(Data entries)
** begin **

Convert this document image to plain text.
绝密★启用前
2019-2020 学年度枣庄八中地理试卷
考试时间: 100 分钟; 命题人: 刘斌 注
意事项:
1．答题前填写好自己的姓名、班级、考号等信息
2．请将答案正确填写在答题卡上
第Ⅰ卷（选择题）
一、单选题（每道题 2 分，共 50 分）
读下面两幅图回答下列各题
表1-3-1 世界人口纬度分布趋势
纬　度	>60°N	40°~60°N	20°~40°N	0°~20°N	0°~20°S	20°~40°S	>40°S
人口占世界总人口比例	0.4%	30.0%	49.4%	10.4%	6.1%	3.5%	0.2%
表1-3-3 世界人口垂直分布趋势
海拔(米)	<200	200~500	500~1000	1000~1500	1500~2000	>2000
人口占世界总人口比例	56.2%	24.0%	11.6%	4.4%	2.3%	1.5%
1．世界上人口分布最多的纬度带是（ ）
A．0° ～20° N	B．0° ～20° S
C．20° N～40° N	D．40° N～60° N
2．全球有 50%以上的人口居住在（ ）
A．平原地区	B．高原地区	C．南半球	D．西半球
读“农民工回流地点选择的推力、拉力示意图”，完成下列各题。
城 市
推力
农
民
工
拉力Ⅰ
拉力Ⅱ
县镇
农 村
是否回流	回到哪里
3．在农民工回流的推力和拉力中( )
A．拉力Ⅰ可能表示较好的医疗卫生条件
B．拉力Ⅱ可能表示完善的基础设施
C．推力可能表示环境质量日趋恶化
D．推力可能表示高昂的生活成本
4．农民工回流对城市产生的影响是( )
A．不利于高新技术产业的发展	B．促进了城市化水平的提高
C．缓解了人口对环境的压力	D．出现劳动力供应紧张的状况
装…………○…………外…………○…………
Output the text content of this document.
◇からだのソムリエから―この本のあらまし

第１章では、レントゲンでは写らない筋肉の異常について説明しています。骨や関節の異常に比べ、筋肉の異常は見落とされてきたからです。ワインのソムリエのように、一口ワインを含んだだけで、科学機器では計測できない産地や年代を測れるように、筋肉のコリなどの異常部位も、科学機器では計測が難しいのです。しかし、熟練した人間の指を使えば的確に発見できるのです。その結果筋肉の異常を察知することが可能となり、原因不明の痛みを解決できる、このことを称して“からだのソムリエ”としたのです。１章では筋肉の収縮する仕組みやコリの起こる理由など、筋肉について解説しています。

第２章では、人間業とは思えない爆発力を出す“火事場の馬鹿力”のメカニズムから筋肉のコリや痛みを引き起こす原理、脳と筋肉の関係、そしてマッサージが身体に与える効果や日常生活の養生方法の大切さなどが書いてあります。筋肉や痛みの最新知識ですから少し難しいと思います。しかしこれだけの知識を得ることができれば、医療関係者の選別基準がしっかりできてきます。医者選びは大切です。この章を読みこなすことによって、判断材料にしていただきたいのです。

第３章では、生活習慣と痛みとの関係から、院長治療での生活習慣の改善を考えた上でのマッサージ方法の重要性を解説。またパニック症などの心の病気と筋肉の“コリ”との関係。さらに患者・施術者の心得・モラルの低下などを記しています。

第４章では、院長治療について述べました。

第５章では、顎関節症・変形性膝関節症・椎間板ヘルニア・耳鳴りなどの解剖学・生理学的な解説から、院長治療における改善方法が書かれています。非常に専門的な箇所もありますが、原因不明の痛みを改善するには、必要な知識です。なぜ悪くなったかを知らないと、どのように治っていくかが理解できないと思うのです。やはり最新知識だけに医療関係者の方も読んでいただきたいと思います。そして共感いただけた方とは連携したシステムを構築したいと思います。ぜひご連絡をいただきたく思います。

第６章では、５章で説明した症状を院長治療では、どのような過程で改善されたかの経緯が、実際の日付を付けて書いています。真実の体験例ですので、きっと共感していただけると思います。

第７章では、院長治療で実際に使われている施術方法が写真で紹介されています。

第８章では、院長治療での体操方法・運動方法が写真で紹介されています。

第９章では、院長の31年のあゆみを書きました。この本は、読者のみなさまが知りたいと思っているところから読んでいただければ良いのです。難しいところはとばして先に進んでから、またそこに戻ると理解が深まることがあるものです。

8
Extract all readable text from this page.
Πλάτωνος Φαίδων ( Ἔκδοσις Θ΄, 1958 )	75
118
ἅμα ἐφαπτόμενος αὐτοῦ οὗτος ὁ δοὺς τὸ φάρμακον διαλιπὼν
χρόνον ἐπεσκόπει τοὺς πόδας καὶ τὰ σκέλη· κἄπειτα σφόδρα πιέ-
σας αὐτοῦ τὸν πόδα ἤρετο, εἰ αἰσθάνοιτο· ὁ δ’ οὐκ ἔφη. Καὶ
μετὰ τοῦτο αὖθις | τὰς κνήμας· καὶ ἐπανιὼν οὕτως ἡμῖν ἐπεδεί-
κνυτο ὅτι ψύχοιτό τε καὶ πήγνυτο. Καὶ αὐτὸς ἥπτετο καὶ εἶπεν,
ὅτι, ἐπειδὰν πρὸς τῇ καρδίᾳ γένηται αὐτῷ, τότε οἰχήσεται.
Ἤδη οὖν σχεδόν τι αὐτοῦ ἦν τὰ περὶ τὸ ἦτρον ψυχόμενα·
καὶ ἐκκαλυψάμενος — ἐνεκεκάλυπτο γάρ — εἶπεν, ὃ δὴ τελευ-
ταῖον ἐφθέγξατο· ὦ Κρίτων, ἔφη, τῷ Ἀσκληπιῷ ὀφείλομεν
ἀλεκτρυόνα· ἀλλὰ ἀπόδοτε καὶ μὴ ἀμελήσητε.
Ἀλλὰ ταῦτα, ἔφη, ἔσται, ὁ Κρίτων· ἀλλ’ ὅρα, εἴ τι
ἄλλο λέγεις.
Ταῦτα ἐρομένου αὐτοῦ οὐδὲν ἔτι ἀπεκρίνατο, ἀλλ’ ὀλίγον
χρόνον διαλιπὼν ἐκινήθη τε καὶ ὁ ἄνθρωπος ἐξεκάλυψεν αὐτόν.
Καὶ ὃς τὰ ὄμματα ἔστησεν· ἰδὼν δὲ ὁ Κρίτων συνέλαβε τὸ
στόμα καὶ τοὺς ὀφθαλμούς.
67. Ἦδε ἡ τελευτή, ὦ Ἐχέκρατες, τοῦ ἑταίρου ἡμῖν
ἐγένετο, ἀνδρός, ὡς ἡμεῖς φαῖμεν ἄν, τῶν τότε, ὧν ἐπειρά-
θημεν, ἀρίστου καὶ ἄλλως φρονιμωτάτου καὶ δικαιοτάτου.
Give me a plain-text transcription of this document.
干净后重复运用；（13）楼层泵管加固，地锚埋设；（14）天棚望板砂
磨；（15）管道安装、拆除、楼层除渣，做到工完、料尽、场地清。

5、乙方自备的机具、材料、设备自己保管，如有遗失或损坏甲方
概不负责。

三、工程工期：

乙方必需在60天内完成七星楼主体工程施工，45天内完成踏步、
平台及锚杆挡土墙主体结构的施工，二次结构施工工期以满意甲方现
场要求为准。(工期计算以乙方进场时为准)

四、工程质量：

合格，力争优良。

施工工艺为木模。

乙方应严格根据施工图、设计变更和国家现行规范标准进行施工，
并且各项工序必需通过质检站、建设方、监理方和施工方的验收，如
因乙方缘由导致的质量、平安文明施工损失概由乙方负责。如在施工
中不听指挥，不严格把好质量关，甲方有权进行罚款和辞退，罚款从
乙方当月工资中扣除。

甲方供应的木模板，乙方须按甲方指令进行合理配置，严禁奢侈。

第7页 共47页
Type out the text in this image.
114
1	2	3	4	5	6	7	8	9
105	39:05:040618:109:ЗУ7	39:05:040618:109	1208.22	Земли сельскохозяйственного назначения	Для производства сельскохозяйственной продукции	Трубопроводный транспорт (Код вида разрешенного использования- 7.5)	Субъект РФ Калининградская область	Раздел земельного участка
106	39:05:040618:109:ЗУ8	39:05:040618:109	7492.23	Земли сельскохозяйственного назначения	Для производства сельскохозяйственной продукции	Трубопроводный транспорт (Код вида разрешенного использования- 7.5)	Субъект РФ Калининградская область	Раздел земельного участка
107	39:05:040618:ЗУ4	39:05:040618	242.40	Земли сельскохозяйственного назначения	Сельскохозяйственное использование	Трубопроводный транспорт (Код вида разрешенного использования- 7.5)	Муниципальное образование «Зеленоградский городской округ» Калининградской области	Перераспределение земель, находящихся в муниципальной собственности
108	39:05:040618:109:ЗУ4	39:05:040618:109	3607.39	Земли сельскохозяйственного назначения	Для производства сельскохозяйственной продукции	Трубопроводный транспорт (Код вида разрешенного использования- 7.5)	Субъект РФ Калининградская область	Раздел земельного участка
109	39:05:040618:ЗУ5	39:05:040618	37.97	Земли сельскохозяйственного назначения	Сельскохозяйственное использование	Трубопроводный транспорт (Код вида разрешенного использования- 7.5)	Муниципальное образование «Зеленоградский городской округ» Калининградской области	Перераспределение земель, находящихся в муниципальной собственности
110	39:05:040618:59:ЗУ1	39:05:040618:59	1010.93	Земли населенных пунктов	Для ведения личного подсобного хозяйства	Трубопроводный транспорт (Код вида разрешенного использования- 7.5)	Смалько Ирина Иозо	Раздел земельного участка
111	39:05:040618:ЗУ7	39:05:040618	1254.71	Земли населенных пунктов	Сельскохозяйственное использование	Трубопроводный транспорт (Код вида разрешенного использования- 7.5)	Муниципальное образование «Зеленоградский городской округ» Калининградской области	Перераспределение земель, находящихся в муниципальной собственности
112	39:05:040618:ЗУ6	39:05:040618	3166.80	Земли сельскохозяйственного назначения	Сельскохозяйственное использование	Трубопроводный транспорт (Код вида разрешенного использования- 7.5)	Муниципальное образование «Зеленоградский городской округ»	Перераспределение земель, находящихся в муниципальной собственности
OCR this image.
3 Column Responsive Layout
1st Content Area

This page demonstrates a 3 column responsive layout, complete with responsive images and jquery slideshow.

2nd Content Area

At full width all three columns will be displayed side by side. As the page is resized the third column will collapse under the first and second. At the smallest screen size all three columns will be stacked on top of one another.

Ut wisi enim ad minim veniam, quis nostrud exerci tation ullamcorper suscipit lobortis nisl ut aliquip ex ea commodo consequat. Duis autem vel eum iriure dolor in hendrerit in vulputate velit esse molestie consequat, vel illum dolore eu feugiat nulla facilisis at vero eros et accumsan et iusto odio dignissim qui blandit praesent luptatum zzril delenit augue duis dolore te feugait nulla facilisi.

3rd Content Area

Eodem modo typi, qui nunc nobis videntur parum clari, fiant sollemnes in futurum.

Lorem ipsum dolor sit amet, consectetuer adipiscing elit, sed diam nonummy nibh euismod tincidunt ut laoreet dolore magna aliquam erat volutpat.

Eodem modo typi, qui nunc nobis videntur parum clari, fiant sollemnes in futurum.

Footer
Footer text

** end **

Short problem: In the entries above, identify every line with the word "городской". Copy those lines.

Exercise answer:
107	39:05:040618:ЗУ4	39:05:040618	242.40	Земли сельскохозяйственного назначения	Сельскохозяйственное использование	Трубопроводный транспорт (Код вида разрешенного использования- 7.5)	Муниципальное образование «Зеленоградский городской округ» Калининградской области	Перераспределение земель, находящихся в муниципальной собственности
109	39:05:040618:ЗУ5	39:05:040618	37.97	Земли сельскохозяйственного назначения	Сельскохозяйственное использование	Трубопроводный транспорт (Код вида разрешенного использования- 7.5)	Муниципальное образование «Зеленоградский городской округ» Калининградской области	Перераспределение земель, находящихся в муниципальной собственности
111	39:05:040618:ЗУ7	39:05:040618	1254.71	Земли населенных пунктов	Сельскохозяйственное использование	Трубопроводный транспорт (Код вида разрешенного использования- 7.5)	Муниципальное образование «Зеленоградский городской округ» Калининградской области	Перераспределение земель, находящихся в муниципальной собственности
112	39:05:040618:ЗУ6	39:05:040618	3166.80	Земли сельскохозяйственного назначения	Сельскохозяйственное использование	Трубопроводный транспорт (Код вида разрешенного использования- 7.5)	Муниципальное образование «Зеленоградский городской округ»	Перераспределение земель, находящихся в муниципальной собственности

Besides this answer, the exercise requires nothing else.